__To do__: Could you output every line of the records as a JSON list of strings, one string per line and no blank lines?

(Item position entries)
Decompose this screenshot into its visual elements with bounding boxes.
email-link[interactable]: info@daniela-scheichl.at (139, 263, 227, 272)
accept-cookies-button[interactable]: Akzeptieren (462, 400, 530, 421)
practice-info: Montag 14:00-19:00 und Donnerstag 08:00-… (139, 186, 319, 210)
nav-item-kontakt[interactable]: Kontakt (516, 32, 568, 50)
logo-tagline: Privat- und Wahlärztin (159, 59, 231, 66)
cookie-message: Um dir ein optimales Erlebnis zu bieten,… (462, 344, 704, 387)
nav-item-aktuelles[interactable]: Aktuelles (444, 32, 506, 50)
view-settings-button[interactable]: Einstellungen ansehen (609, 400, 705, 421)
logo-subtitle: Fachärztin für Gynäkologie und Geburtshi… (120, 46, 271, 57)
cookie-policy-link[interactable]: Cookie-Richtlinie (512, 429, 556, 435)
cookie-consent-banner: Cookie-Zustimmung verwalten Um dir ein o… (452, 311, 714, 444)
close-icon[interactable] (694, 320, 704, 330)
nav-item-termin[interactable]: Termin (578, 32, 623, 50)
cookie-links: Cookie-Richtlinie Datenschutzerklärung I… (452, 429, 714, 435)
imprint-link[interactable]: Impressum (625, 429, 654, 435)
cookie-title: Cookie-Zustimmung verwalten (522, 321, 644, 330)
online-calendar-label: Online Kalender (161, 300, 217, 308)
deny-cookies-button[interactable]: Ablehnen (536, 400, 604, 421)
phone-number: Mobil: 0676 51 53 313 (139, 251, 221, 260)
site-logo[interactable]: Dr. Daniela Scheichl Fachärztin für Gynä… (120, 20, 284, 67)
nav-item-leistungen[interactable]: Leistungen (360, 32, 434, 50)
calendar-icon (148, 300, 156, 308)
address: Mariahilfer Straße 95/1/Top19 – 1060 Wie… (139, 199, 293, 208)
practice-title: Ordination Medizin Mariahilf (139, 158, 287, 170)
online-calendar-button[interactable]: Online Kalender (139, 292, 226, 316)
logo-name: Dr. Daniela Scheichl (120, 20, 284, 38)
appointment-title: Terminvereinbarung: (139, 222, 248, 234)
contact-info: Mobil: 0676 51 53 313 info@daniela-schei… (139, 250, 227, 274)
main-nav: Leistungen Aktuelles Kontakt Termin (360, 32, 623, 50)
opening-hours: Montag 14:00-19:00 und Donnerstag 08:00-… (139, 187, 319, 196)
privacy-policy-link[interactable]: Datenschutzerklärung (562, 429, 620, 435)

__Worked answer__:
[
  "Decompose this screenshot into its visual elements with bounding boxes.",
  "email-link[interactable]: info@daniela-scheichl.at (139, 263, 227, 272)",
  "accept-cookies-button[interactable]: Akzeptieren (462, 400, 530, 421)",
  "practice-info: Montag 14:00-19:00 und Donnerstag 08:00-… (139, 186, 319, 210)",
  "nav-item-kontakt[interactable]: Kontakt (516, 32, 568, 50)",
  "logo-tagline: Privat- und Wahlärztin (159, 59, 231, 66)",
  "cookie-message: Um dir ein optimales Erlebnis zu bieten,… (462, 344, 704, 387)",
  "nav-item-aktuelles[interactable]: Aktuelles (444, 32, 506, 50)",
  "view-settings-button[interactable]: Einstellungen ansehen (609, 400, 705, 421)",
  "logo-subtitle: Fachärztin für Gynäkologie und Geburtshi… (120, 46, 271, 57)",
  "cookie-policy-link[interactable]: Cookie-Richtlinie (512, 429, 556, 435)",
  "cookie-consent-banner: Cookie-Zustimmung verwalten Um dir ein o… (452, 311, 714, 444)",
  "close-icon[interactable] (694, 320, 704, 330)",
  "nav-item-termin[interactable]: Termin (578, 32, 623, 50)",
  "cookie-links: Cookie-Richtlinie Datenschutzerklärung I… (452, 429, 714, 435)",
  "imprint-link[interactable]: Impressum (625, 429, 654, 435)",
  "cookie-title: Cookie-Zustimmung verwalten (522, 321, 644, 330)",
  "online-calendar-label: Online Kalender (161, 300, 217, 308)",
  "deny-cookies-button[interactable]: Ablehnen (536, 400, 604, 421)",
  "phone-number: Mobil: 0676 51 53 313 (139, 251, 221, 260)",
  "site-logo[interactable]: Dr. Daniela Scheichl Fachärztin für Gynä… (120, 20, 284, 67)",
  "nav-item-leistungen[interactable]: Leistungen (360, 32, 434, 50)",
  "calendar-icon (148, 300, 156, 308)",
  "address: Mariahilfer Straße 95/1/Top19 – 1060 Wie… (139, 199, 293, 208)",
  "practice-title: Ordination Medizin Mariahilf (139, 158, 287, 170)",
  "online-calendar-button[interactable]: Online Kalender (139, 292, 226, 316)",
  "logo-name: Dr. Daniela Scheichl (120, 20, 284, 38)",
  "appointment-title: Terminvereinbarung: (139, 222, 248, 234)",
  "contact-info: Mobil: 0676 51 53 313 info@daniela-schei… (139, 250, 227, 274)",
  "main-nav: Leistungen Aktuelles Kontakt Termin (360, 32, 623, 50)",
  "opening-hours: Montag 14:00-19:00 und Donnerstag 08:00-… (139, 187, 319, 196)",
  "privacy-policy-link[interactable]: Datenschutzerklärung (562, 429, 620, 435)"
]